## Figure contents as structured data

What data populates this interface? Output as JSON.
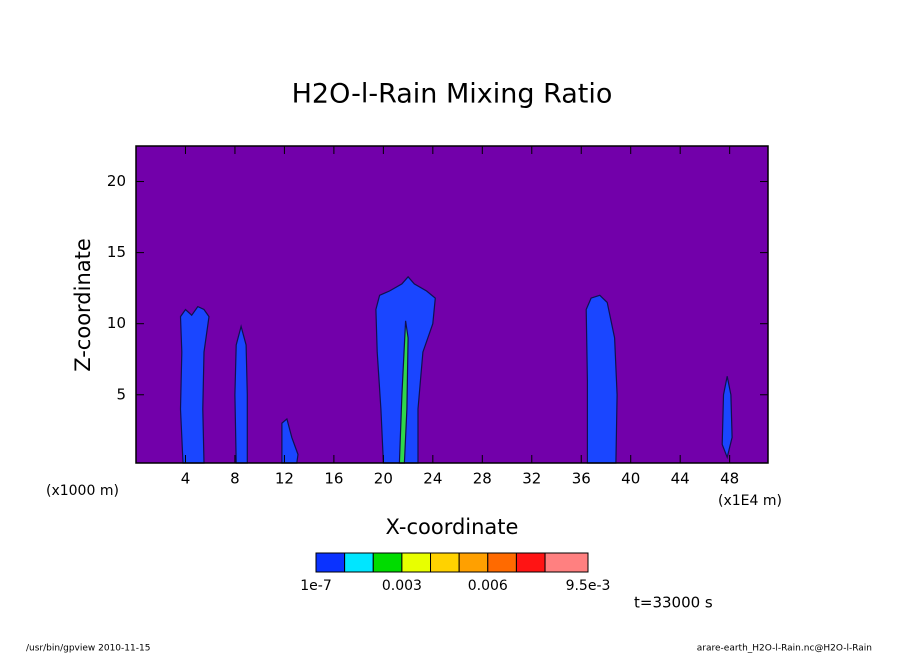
{
  "chart_data": {
    "type": "contour",
    "title": "H2O-l-Rain Mixing Ratio",
    "xlabel": "X-coordinate",
    "ylabel": "Z-coordinate",
    "x_unit_left": "(x1000 m)",
    "x_unit_right": "(x1E4 m)",
    "time_label": "t=33000 s",
    "footer_left": "/usr/bin/gpview  2010-11-15",
    "footer_right": "arare-earth_H2O-l-Rain.nc@H2O-l-Rain",
    "background_color": "#7200aa",
    "xlim": [
      0,
      51.1
    ],
    "ylim": [
      0.2,
      22.5
    ],
    "xticks": [
      4,
      8,
      12,
      16,
      20,
      24,
      28,
      32,
      36,
      40,
      44,
      48
    ],
    "yticks": [
      5,
      10,
      15,
      20
    ],
    "regions": [
      {
        "color": "#1a46ff",
        "x": [
          3.8,
          3.6,
          3.7,
          3.6,
          4,
          4.5,
          5,
          5.5,
          5.9,
          5.5,
          5.4,
          5.5
        ],
        "z": [
          0.2,
          4,
          8,
          10.5,
          11,
          10.6,
          11.2,
          11,
          10.5,
          8,
          4,
          0.2
        ]
      },
      {
        "color": "#1a46ff",
        "x": [
          8.1,
          8.0,
          8.1,
          8.5,
          8.9,
          9.0,
          9.0
        ],
        "z": [
          0.2,
          5,
          8.5,
          9.8,
          8.5,
          5,
          0.2
        ]
      },
      {
        "color": "#1a46ff",
        "x": [
          11.8,
          11.8,
          12.2,
          12.6,
          13.1,
          13
        ],
        "z": [
          0.2,
          3,
          3.3,
          2,
          0.8,
          0.2
        ]
      },
      {
        "color": "#1a46ff",
        "x": [
          20,
          19.8,
          19.5,
          19.4,
          19.7,
          20.5,
          21.5,
          22,
          22.5,
          23.5,
          24.2,
          24,
          23.2,
          22.8,
          22.8
        ],
        "z": [
          0.2,
          4,
          8,
          11,
          12,
          12.3,
          12.8,
          13.3,
          12.8,
          12.3,
          11.8,
          10,
          8,
          4,
          0.2
        ]
      },
      {
        "color": "#2fd84a",
        "x": [
          21.3,
          21.5,
          21.8,
          22,
          21.9,
          21.7
        ],
        "z": [
          0.2,
          5,
          10.2,
          9,
          4,
          0.2
        ]
      },
      {
        "color": "#1a46ff",
        "x": [
          36.5,
          36.5,
          36.4,
          36.8,
          37.5,
          38.1,
          38.7,
          38.9,
          38.8
        ],
        "z": [
          0.2,
          6,
          11,
          11.8,
          12,
          11.5,
          9,
          5,
          0.2
        ]
      },
      {
        "color": "#1a46ff",
        "x": [
          47.4,
          47.5,
          47.8,
          48.1,
          48.2,
          47.8
        ],
        "z": [
          1.5,
          5,
          6.3,
          5,
          2,
          0.6
        ]
      }
    ],
    "colorbar": {
      "colors": [
        "#0a32ff",
        "#00e6ff",
        "#00dc00",
        "#e8ff00",
        "#ffd200",
        "#ffa000",
        "#ff6a00",
        "#ff1414",
        "#ff8080"
      ],
      "levels": [
        1e-07,
        0.001,
        0.002,
        0.003,
        0.004,
        0.005,
        0.006,
        0.007,
        0.008,
        0.0095
      ],
      "lim": [
        1e-07,
        0.0095
      ],
      "ticks": [
        {
          "value": 1e-07,
          "label": "1e-7"
        },
        {
          "value": 0.003,
          "label": "0.003"
        },
        {
          "value": 0.006,
          "label": "0.006"
        },
        {
          "value": 0.0095,
          "label": "9.5e-3"
        }
      ]
    }
  }
}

## What to do
Among the entries, how many lines contain the string "value"? Give the number without anything else.

## Exercise solution
4